_Entries shown_
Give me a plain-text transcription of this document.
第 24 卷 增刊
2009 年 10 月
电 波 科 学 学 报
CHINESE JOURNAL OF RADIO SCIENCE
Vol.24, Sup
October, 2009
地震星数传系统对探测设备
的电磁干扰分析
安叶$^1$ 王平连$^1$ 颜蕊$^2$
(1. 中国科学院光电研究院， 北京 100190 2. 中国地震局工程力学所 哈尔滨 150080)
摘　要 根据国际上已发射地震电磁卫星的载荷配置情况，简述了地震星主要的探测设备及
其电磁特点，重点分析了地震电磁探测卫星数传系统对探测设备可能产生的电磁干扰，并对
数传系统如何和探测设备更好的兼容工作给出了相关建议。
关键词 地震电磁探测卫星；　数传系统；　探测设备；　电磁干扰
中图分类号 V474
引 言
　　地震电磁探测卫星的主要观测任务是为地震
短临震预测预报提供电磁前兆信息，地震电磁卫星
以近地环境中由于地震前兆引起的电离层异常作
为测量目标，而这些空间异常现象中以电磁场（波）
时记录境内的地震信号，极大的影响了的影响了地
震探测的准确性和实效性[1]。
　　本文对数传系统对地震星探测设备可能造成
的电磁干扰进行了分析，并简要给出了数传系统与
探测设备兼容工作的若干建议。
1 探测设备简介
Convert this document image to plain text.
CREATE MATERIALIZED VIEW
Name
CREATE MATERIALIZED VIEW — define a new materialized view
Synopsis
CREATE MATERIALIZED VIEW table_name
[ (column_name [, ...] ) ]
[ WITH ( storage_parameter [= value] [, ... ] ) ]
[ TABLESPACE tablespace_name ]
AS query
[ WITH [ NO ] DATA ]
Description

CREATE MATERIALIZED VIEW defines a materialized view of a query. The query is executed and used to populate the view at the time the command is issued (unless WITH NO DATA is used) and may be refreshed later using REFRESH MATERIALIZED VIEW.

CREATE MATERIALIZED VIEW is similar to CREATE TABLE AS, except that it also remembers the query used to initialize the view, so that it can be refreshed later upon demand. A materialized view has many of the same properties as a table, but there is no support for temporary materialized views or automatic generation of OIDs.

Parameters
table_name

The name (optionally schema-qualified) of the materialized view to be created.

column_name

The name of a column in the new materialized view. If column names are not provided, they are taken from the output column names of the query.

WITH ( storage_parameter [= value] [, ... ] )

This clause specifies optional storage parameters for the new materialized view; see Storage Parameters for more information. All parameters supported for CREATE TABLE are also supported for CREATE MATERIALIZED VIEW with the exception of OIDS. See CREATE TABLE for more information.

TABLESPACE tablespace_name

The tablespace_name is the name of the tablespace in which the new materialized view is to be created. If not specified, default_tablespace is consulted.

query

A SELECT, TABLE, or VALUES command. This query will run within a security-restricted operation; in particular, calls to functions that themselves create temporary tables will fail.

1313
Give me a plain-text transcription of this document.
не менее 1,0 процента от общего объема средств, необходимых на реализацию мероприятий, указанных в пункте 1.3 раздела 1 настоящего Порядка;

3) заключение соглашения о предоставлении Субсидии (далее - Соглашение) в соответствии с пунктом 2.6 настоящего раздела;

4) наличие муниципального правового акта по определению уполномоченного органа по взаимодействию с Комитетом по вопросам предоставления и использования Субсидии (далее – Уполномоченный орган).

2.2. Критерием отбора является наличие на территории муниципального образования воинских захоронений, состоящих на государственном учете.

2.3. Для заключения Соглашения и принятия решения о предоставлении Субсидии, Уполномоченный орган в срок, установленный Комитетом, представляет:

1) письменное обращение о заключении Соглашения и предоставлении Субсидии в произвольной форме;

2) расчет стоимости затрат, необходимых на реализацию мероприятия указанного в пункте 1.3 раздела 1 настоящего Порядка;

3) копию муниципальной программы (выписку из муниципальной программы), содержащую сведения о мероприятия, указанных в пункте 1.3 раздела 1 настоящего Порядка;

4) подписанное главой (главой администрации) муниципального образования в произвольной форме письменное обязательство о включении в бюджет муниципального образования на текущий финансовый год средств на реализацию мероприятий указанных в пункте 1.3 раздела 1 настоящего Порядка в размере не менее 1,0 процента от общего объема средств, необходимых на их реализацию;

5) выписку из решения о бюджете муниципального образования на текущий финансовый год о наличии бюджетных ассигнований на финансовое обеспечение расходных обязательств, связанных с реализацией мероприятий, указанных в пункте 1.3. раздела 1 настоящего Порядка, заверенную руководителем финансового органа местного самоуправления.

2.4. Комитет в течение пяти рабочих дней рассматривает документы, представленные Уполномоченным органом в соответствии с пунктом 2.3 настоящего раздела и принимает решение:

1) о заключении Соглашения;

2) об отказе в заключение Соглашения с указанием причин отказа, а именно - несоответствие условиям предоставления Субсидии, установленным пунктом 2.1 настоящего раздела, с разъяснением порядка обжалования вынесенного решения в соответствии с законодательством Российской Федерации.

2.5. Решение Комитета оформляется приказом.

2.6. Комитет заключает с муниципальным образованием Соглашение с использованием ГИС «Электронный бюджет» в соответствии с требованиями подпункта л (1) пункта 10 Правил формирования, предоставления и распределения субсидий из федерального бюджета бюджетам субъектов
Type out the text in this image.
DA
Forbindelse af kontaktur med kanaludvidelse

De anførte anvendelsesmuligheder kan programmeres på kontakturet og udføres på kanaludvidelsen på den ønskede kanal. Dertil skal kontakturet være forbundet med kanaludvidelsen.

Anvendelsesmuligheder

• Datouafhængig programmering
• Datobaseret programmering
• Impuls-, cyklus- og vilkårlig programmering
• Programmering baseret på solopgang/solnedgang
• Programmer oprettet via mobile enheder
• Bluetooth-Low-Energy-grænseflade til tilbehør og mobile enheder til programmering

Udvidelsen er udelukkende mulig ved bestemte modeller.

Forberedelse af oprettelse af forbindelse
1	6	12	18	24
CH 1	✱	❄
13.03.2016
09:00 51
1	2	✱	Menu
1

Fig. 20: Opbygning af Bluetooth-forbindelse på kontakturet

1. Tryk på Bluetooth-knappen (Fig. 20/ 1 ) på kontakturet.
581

_Work to be completed_
Gather up the lines that contain the word "created".

_Final result_
The name (optionally schema-qualified) of the materialized view to be created.
The tablespace_name is the name of the tablespace in which the new materialized view is to be created. If not specified, default_tablespace is consulted.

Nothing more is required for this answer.